Instruction → Return the whole listing exactly as it stands.

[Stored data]
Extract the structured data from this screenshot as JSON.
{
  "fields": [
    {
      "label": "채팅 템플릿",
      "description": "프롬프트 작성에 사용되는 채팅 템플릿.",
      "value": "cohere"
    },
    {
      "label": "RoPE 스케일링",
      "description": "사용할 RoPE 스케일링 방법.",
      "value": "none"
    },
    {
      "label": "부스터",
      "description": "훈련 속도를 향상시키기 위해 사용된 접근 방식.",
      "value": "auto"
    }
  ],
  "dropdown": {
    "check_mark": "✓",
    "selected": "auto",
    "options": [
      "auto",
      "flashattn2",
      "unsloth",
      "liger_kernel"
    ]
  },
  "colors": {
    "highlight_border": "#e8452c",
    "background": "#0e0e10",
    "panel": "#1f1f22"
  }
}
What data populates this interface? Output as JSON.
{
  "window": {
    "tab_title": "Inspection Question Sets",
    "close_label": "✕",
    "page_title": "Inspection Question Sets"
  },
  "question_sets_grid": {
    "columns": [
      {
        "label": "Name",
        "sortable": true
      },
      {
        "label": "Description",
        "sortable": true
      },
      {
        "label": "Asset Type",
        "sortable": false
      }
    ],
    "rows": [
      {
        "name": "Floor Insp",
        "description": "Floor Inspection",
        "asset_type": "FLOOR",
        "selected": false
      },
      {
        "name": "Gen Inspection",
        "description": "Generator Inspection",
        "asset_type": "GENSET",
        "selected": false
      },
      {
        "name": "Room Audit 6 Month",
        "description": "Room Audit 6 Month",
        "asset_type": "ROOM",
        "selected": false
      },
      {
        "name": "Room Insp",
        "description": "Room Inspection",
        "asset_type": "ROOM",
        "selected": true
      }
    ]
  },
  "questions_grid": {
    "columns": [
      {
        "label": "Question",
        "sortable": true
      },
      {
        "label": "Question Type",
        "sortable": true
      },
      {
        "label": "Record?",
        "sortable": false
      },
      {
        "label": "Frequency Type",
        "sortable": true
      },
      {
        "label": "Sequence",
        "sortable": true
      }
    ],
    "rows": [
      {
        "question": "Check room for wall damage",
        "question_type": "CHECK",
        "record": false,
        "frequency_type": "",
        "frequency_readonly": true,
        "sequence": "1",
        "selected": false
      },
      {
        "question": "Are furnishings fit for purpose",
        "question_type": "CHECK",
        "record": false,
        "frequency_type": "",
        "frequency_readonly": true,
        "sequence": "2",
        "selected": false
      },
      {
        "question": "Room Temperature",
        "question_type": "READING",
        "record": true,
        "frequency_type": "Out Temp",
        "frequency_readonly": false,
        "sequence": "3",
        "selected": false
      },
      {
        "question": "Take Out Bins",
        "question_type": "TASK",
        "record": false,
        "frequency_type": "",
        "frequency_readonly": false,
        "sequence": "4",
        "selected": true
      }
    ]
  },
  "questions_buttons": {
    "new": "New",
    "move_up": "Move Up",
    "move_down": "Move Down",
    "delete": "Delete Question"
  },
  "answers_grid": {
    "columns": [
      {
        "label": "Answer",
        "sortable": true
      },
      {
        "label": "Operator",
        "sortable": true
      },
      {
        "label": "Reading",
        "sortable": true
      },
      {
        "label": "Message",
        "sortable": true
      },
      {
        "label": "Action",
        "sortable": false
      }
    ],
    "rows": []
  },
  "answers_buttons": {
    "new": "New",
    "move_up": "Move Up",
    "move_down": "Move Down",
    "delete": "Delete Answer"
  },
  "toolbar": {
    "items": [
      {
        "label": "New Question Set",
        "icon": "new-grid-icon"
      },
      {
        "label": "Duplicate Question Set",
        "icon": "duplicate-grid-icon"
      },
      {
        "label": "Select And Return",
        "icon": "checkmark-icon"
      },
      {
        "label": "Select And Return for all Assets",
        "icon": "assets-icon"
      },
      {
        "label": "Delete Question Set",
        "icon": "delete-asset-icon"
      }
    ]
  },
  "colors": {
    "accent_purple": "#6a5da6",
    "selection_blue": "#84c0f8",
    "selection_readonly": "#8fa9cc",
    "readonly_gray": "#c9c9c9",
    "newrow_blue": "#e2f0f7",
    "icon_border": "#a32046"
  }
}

Written response →
Extract the structured data from this screenshot as JSON.
{
  "fields": [
    {
      "label": "채팅 템플릿",
      "description": "프롬프트 작성에 사용되는 채팅 템플릿.",
      "value": "cohere"
    },
    {
      "label": "RoPE 스케일링",
      "description": "사용할 RoPE 스케일링 방법.",
      "value": "none"
    },
    {
      "label": "부스터",
      "description": "훈련 속도를 향상시키기 위해 사용된 접근 방식.",
      "value": "auto"
    }
  ],
  "dropdown": {
    "check_mark": "✓",
    "selected": "auto",
    "options": [
      "auto",
      "flashattn2",
      "unsloth",
      "liger_kernel"
    ]
  },
  "colors": {
    "highlight_border": "#e8452c",
    "background": "#0e0e10",
    "panel": "#1f1f22"
  }
}
What data populates this interface? Output as JSON.
{
  "window": {
    "tab_title": "Inspection Question Sets",
    "close_label": "✕",
    "page_title": "Inspection Question Sets"
  },
  "question_sets_grid": {
    "columns": [
      {
        "label": "Name",
        "sortable": true
      },
      {
        "label": "Description",
        "sortable": true
      },
      {
        "label": "Asset Type",
        "sortable": false
      }
    ],
    "rows": [
      {
        "name": "Floor Insp",
        "description": "Floor Inspection",
        "asset_type": "FLOOR",
        "selected": false
      },
      {
        "name": "Gen Inspection",
        "description": "Generator Inspection",
        "asset_type": "GENSET",
        "selected": false
      },
      {
        "name": "Room Audit 6 Month",
        "description": "Room Audit 6 Month",
        "asset_type": "ROOM",
        "selected": false
      },
      {
        "name": "Room Insp",
        "description": "Room Inspection",
        "asset_type": "ROOM",
        "selected": true
      }
    ]
  },
  "questions_grid": {
    "columns": [
      {
        "label": "Question",
        "sortable": true
      },
      {
        "label": "Question Type",
        "sortable": true
      },
      {
        "label": "Record?",
        "sortable": false
      },
      {
        "label": "Frequency Type",
        "sortable": true
      },
      {
        "label": "Sequence",
        "sortable": true
      }
    ],
    "rows": [
      {
        "question": "Check room for wall damage",
        "question_type": "CHECK",
        "record": false,
        "frequency_type": "",
        "frequency_readonly": true,
        "sequence": "1",
        "selected": false
      },
      {
        "question": "Are furnishings fit for purpose",
        "question_type": "CHECK",
        "record": false,
        "frequency_type": "",
        "frequency_readonly": true,
        "sequence": "2",
        "selected": false
      },
      {
        "question": "Room Temperature",
        "question_type": "READING",
        "record": true,
        "frequency_type": "Out Temp",
        "frequency_readonly": false,
        "sequence": "3",
        "selected": false
      },
      {
        "question": "Take Out Bins",
        "question_type": "TASK",
        "record": false,
        "frequency_type": "",
        "frequency_readonly": false,
        "sequence": "4",
        "selected": true
      }
    ]
  },
  "questions_buttons": {
    "new": "New",
    "move_up": "Move Up",
    "move_down": "Move Down",
    "delete": "Delete Question"
  },
  "answers_grid": {
    "columns": [
      {
        "label": "Answer",
        "sortable": true
      },
      {
        "label": "Operator",
        "sortable": true
      },
      {
        "label": "Reading",
        "sortable": true
      },
      {
        "label": "Message",
        "sortable": true
      },
      {
        "label": "Action",
        "sortable": false
      }
    ],
    "rows": []
  },
  "answers_buttons": {
    "new": "New",
    "move_up": "Move Up",
    "move_down": "Move Down",
    "delete": "Delete Answer"
  },
  "toolbar": {
    "items": [
      {
        "label": "New Question Set",
        "icon": "new-grid-icon"
      },
      {
        "label": "Duplicate Question Set",
        "icon": "duplicate-grid-icon"
      },
      {
        "label": "Select And Return",
        "icon": "checkmark-icon"
      },
      {
        "label": "Select And Return for all Assets",
        "icon": "assets-icon"
      },
      {
        "label": "Delete Question Set",
        "icon": "delete-asset-icon"
      }
    ]
  },
  "colors": {
    "accent_purple": "#6a5da6",
    "selection_blue": "#84c0f8",
    "selection_readonly": "#8fa9cc",
    "readonly_gray": "#c9c9c9",
    "newrow_blue": "#e2f0f7",
    "icon_border": "#a32046"
  }
}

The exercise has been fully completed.